(Data listing)
┄┄┄┄┄┄┄┄┄┄
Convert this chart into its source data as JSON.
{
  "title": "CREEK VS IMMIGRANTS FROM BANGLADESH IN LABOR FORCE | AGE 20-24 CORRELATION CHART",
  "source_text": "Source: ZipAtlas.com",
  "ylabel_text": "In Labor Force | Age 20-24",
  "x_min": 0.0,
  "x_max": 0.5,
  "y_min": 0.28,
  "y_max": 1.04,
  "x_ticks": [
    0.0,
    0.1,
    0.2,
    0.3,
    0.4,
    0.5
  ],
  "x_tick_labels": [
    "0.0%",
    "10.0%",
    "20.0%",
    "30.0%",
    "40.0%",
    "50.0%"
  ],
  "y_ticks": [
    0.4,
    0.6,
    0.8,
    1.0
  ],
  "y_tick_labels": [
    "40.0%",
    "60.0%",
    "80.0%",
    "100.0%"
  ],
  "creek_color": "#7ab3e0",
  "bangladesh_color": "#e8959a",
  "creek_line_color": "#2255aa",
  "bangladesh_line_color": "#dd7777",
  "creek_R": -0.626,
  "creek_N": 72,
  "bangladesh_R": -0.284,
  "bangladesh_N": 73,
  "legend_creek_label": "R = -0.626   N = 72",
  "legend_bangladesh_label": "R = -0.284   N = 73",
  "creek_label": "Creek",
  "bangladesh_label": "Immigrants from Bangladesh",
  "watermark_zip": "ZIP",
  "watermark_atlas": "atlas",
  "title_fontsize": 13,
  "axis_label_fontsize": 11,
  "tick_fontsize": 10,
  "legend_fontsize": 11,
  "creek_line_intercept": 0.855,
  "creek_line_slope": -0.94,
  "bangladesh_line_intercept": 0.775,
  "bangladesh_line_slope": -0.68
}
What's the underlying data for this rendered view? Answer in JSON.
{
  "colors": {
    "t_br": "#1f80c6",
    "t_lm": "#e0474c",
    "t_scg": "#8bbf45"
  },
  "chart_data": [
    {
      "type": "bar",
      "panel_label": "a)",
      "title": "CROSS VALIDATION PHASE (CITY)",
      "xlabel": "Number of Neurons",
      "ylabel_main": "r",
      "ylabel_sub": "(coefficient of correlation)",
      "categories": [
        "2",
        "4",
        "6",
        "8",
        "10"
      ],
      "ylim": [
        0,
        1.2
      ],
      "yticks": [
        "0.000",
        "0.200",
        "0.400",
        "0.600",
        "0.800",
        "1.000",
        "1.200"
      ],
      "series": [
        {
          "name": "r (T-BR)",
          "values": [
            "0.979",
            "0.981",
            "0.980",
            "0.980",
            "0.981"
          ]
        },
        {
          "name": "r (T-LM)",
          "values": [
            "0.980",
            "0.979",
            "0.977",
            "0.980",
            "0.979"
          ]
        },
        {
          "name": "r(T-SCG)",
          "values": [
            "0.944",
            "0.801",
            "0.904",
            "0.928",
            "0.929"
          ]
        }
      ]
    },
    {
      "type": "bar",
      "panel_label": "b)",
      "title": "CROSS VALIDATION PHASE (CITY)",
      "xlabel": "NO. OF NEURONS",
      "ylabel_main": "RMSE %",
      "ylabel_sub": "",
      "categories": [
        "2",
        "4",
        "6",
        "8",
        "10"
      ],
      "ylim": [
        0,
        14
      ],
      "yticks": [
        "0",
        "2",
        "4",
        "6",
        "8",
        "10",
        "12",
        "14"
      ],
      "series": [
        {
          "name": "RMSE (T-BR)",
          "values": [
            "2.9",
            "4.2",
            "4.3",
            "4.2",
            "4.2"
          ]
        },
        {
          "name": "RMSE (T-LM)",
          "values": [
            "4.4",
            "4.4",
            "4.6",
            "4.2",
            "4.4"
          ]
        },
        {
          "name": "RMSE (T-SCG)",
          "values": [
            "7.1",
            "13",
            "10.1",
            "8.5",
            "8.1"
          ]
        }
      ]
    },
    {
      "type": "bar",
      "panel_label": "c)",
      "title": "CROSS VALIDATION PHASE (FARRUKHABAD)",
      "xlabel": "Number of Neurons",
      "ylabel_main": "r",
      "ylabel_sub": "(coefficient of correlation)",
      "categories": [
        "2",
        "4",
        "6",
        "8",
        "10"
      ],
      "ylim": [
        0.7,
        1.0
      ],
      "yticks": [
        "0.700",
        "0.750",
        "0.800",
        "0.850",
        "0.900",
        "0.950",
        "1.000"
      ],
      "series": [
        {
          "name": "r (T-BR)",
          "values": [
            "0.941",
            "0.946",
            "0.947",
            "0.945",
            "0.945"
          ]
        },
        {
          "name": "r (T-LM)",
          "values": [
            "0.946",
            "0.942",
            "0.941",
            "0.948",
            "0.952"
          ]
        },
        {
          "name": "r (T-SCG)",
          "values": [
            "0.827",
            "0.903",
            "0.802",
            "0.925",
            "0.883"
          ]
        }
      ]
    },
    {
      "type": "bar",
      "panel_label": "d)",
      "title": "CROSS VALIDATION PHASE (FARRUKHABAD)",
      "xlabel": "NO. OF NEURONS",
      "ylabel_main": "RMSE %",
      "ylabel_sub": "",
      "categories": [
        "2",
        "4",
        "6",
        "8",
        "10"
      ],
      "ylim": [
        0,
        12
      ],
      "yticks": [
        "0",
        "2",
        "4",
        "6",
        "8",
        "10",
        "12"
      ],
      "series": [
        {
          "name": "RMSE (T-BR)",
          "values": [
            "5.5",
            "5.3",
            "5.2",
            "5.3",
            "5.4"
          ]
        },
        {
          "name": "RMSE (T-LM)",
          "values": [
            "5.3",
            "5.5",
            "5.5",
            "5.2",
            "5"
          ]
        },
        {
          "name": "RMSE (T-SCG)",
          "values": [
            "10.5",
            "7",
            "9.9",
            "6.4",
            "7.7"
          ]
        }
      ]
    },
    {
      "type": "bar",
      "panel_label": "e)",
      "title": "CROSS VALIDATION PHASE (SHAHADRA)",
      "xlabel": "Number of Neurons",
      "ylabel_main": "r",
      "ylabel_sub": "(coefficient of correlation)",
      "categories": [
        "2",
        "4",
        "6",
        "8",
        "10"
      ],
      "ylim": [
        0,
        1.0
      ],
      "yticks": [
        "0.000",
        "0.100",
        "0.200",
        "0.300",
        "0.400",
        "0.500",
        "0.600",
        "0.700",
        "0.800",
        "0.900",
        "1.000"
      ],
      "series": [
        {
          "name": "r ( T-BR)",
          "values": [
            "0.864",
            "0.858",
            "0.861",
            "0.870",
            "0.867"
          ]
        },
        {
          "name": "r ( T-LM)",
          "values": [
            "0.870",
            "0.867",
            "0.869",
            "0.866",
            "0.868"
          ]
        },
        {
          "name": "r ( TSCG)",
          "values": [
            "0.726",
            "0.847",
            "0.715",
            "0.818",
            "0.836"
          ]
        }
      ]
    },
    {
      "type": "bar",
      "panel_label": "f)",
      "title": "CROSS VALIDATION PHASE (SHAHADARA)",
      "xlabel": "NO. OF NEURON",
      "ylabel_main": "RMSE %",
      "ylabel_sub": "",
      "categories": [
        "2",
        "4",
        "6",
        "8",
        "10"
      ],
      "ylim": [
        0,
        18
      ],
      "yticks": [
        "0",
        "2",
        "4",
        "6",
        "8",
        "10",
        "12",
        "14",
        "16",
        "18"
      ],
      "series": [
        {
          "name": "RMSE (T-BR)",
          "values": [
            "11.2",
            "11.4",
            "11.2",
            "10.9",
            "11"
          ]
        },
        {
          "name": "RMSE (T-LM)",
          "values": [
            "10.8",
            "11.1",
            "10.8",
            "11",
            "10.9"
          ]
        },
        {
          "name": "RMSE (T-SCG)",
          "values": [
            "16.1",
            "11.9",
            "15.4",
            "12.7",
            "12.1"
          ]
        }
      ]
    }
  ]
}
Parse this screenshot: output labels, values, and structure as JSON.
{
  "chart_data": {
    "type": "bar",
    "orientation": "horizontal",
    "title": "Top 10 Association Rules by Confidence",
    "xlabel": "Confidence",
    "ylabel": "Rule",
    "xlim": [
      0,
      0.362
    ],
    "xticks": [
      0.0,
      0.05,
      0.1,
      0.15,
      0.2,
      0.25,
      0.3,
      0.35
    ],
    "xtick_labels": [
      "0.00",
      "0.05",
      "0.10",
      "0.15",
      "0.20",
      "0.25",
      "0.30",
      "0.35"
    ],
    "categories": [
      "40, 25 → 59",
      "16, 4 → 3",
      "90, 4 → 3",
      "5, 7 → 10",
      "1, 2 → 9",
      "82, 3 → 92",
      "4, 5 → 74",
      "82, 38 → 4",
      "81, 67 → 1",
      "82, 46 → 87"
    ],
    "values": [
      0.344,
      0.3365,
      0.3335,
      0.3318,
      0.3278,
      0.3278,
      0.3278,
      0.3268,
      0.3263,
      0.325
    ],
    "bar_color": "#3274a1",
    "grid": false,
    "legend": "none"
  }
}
┄┄┄┄┄┄┄┄┄┄
→ **Problem details**
Find the lines above that include the string "this" and copy them.

→ **Correct response**
Convert this chart into its source data as JSON.
What's the underlying data for this rendered view? Answer in JSON.
Parse this screenshot: output labels, values, and structure as JSON.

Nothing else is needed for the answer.